((
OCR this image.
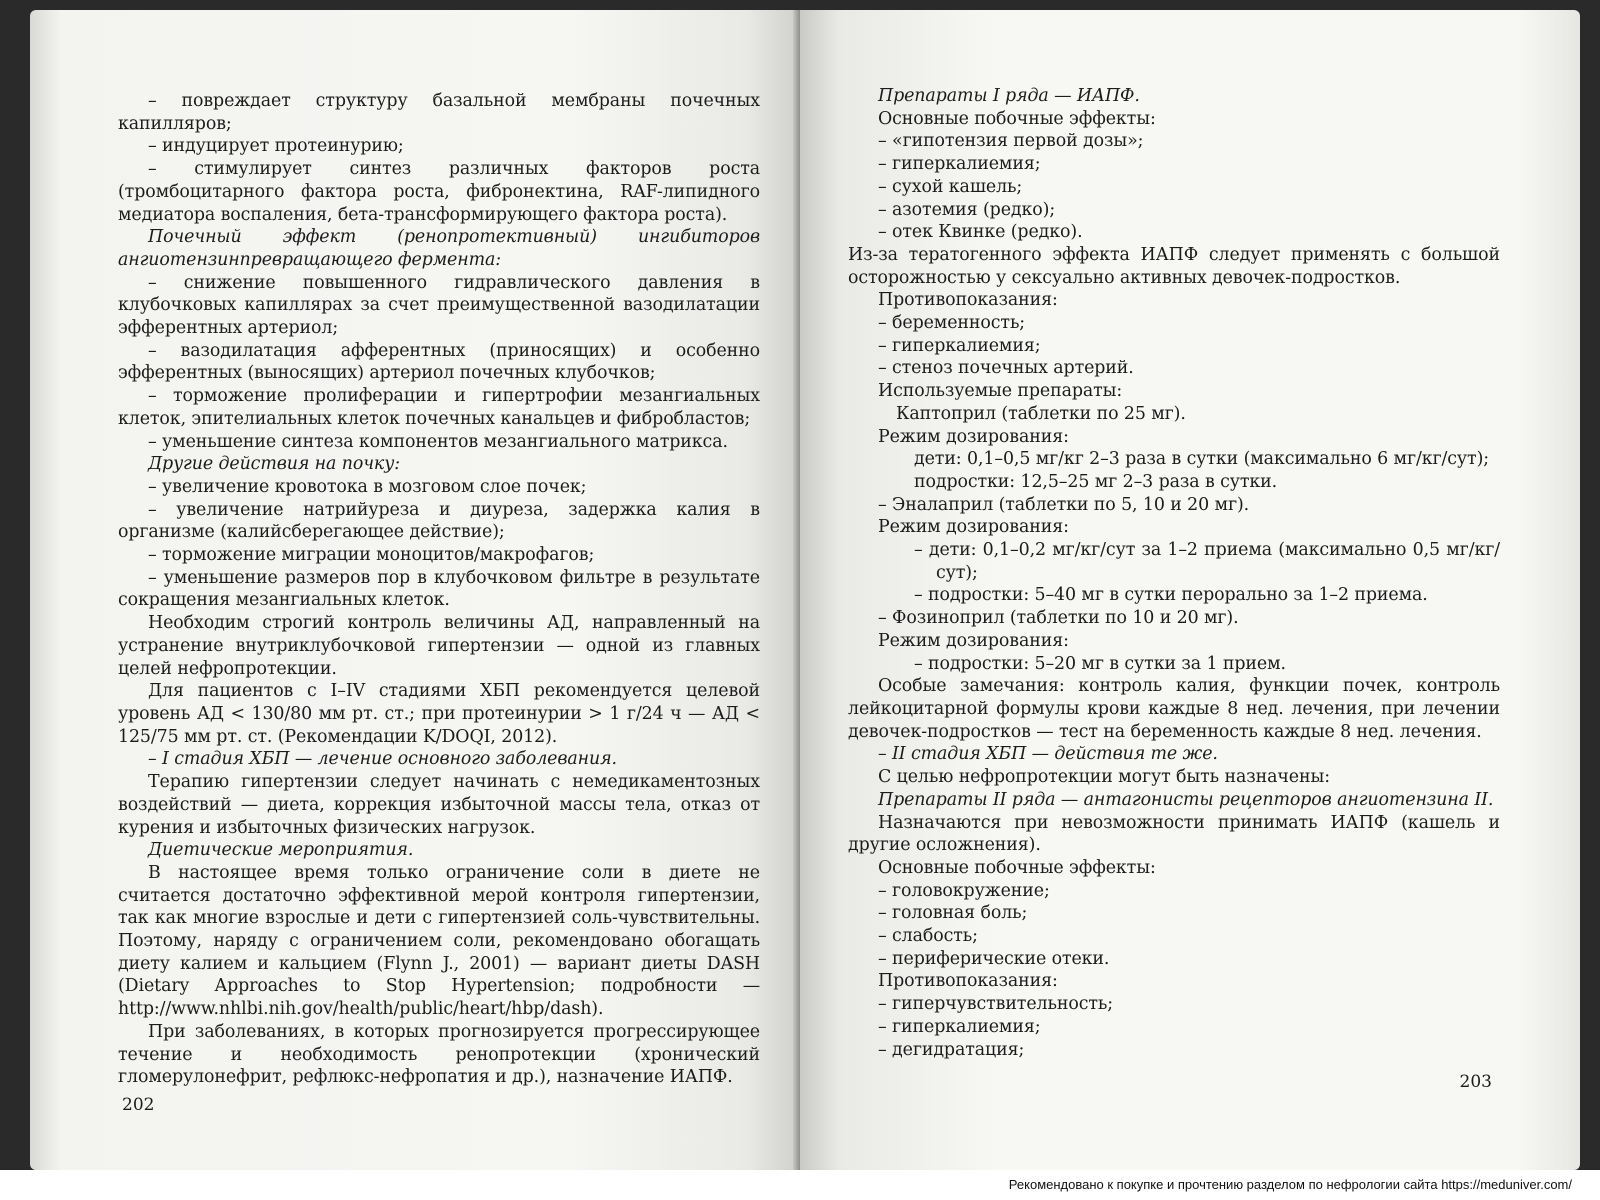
– повреждает структуру базальной мембраны почечных капилляров;

– индуцирует протеинурию;

– стимулирует синтез различных факторов роста (тромбоцитарного фактора роста, фибронектина, RAF-липидного медиатора воспаления, бета-трансформирующего фактора роста).

Почечный эффект (ренопротективный) ингибиторов ангиотензинпревращающего фермента:

– снижение повышенного гидравлического давления в клубочковых капиллярах за счет преимущественной вазодилатации эфферентных артериол;

– вазодилатация афферентных (приносящих) и особенно эфферентных (выносящих) артериол почечных клубочков;

– торможение пролиферации и гипертрофии мезангиальных клеток, эпителиальных клеток почечных канальцев и фибробластов;

– уменьшение синтеза компонентов мезангиального матрикса.

Другие действия на почку:

– увеличение кровотока в мозговом слое почек;

– увеличение натрийуреза и диуреза, задержка калия в организме (калийсберегающее действие);

– торможение миграции моноцитов/макрофагов;

– уменьшение размеров пор в клубочковом фильтре в результате сокращения мезангиальных клеток.

Необходим строгий контроль величины АД, направленный на устранение внутриклубочковой гипертензии — одной из главных целей нефропротекции.

Для пациентов с I–IV стадиями ХБП рекомендуется целевой уровень АД < 130/80 мм рт. ст.; при протеинурии > 1 г/24 ч — АД < 125/75 мм рт. ст. (Рекомендации K/DOQI, 2012).

– I стадия ХБП — лечение основного заболевания.

Терапию гипертензии следует начинать с немедикаментозных воздействий — диета, коррекция избыточной массы тела, отказ от курения и избыточных физических нагрузок.

Диетические мероприятия.

В настоящее время только ограничение соли в диете не считается достаточно эффективной мерой контроля гипертензии, так как многие взрослые и дети с гипертензией соль-чувствительны. Поэтому, наряду с ограничением соли, рекомендовано обогащать диету калием и кальцием (Flynn J., 2001) — вариант диеты DASH (Dietary Approaches to Stop Hypertension; подробности — http://www.nhlbi.nih.gov/health/public/heart/hbp/dash).

При заболеваниях, в которых прогнозируется прогрессирующее течение и необходимость ренопротекции (хронический гломерулонефрит, рефлюкс-нефропатия и др.), назначение ИАПФ.

202

Препараты I ряда — ИАПФ.

Основные побочные эффекты:

– «гипотензия первой дозы»;

– гиперкалиемия;

– сухой кашель;

– азотемия (редко);

– отек Квинке (редко).

Из-за тератогенного эффекта ИАПФ следует применять с большой осторожностью у сексуально активных девочек-подростков.

Противопоказания:

– беременность;

– гиперкалиемия;

– стеноз почечных артерий.

Используемые препараты:

Каптоприл (таблетки по 25 мг).

Режим дозирования:

дети: 0,1–0,5 мг/кг 2–3 раза в сутки (максимально 6 мг/кг/сут);

подростки: 12,5–25 мг 2–3 раза в сутки.

– Эналаприл (таблетки по 5, 10 и 20 мг).

Режим дозирования:

– дети: 0,1–0,2 мг/кг/сут за 1–2 приема (максимально 0,5 мг/кг/сут);

– подростки: 5–40 мг в сутки перорально за 1–2 приема.

– Фозиноприл (таблетки по 10 и 20 мг).

Режим дозирования:

– подростки: 5–20 мг в сутки за 1 прием.

Особые замечания: контроль калия, функции почек, контроль лейкоцитарной формулы крови каждые 8 нед. лечения, при лечении девочек-подростков — тест на беременность каждые 8 нед. лечения.

– II стадия ХБП — действия те же.

С целью нефропротекции могут быть назначены:

Препараты II ряда — антагонисты рецепторов ангиотензина II.

Назначаются при невозможности принимать ИАПФ (кашель и другие осложнения).

Основные побочные эффекты:

– головокружение;

– головная боль;

– слабость;

– периферические отеки.

Противопоказания:

– гиперчувствительность;

– гиперкалиемия;

– дегидратация;

203
Рекомендовано к покупке и прочтению разделом по нефрологии сайта https://meduniver.com/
))
What is required.
Write out each entry exactly as given, but skip the pictures.

Reply.
OCR this image.
– повреждает структуру базальной мембраны почечных капилляров;

– индуцирует протеинурию;

– стимулирует синтез различных факторов роста (тромбоцитарного фактора роста, фибронектина, RAF-липидного медиатора воспаления, бета-трансформирующего фактора роста).

Почечный эффект (ренопротективный) ингибиторов ангиотензинпревращающего фермента:

– снижение повышенного гидравлического давления в клубочковых капиллярах за счет преимущественной вазодилатации эфферентных артериол;

– вазодилатация афферентных (приносящих) и особенно эфферентных (выносящих) артериол почечных клубочков;

– торможение пролиферации и гипертрофии мезангиальных клеток, эпителиальных клеток почечных канальцев и фибробластов;

– уменьшение синтеза компонентов мезангиального матрикса.

Другие действия на почку:

– увеличение кровотока в мозговом слое почек;

– увеличение натрийуреза и диуреза, задержка калия в организме (калийсберегающее действие);

– торможение миграции моноцитов/макрофагов;

– уменьшение размеров пор в клубочковом фильтре в результате сокращения мезангиальных клеток.

Необходим строгий контроль величины АД, направленный на устранение внутриклубочковой гипертензии — одной из главных целей нефропротекции.

Для пациентов с I–IV стадиями ХБП рекомендуется целевой уровень АД < 130/80 мм рт. ст.; при протеинурии > 1 г/24 ч — АД < 125/75 мм рт. ст. (Рекомендации K/DOQI, 2012).

– I стадия ХБП — лечение основного заболевания.

Терапию гипертензии следует начинать с немедикаментозных воздействий — диета, коррекция избыточной массы тела, отказ от курения и избыточных физических нагрузок.

Диетические мероприятия.

В настоящее время только ограничение соли в диете не считается достаточно эффективной мерой контроля гипертензии, так как многие взрослые и дети с гипертензией соль-чувствительны. Поэтому, наряду с ограничением соли, рекомендовано обогащать диету калием и кальцием (Flynn J., 2001) — вариант диеты DASH (Dietary Approaches to Stop Hypertension; подробности — http://www.nhlbi.nih.gov/health/public/heart/hbp/dash).

При заболеваниях, в которых прогнозируется прогрессирующее течение и необходимость ренопротекции (хронический гломерулонефрит, рефлюкс-нефропатия и др.), назначение ИАПФ.

202

Препараты I ряда — ИАПФ.

Основные побочные эффекты:

– «гипотензия первой дозы»;

– гиперкалиемия;

– сухой кашель;

– азотемия (редко);

– отек Квинке (редко).

Из-за тератогенного эффекта ИАПФ следует применять с большой осторожностью у сексуально активных девочек-подростков.

Противопоказания:

– беременность;

– гиперкалиемия;

– стеноз почечных артерий.

Используемые препараты:

Каптоприл (таблетки по 25 мг).

Режим дозирования:

дети: 0,1–0,5 мг/кг 2–3 раза в сутки (максимально 6 мг/кг/сут);

подростки: 12,5–25 мг 2–3 раза в сутки.

– Эналаприл (таблетки по 5, 10 и 20 мг).

Режим дозирования:

– дети: 0,1–0,2 мг/кг/сут за 1–2 приема (максимально 0,5 мг/кг/сут);

– подростки: 5–40 мг в сутки перорально за 1–2 приема.

– Фозиноприл (таблетки по 10 и 20 мг).

Режим дозирования:

– подростки: 5–20 мг в сутки за 1 прием.

Особые замечания: контроль калия, функции почек, контроль лейкоцитарной формулы крови каждые 8 нед. лечения, при лечении девочек-подростков — тест на беременность каждые 8 нед. лечения.

– II стадия ХБП — действия те же.

С целью нефропротекции могут быть назначены:

Препараты II ряда — антагонисты рецепторов ангиотензина II.

Назначаются при невозможности принимать ИАПФ (кашель и другие осложнения).

Основные побочные эффекты:

– головокружение;

– головная боль;

– слабость;

– периферические отеки.

Противопоказания:

– гиперчувствительность;

– гиперкалиемия;

– дегидратация;

203
Рекомендовано к покупке и прочтению разделом по нефрологии сайта https://meduniver.com/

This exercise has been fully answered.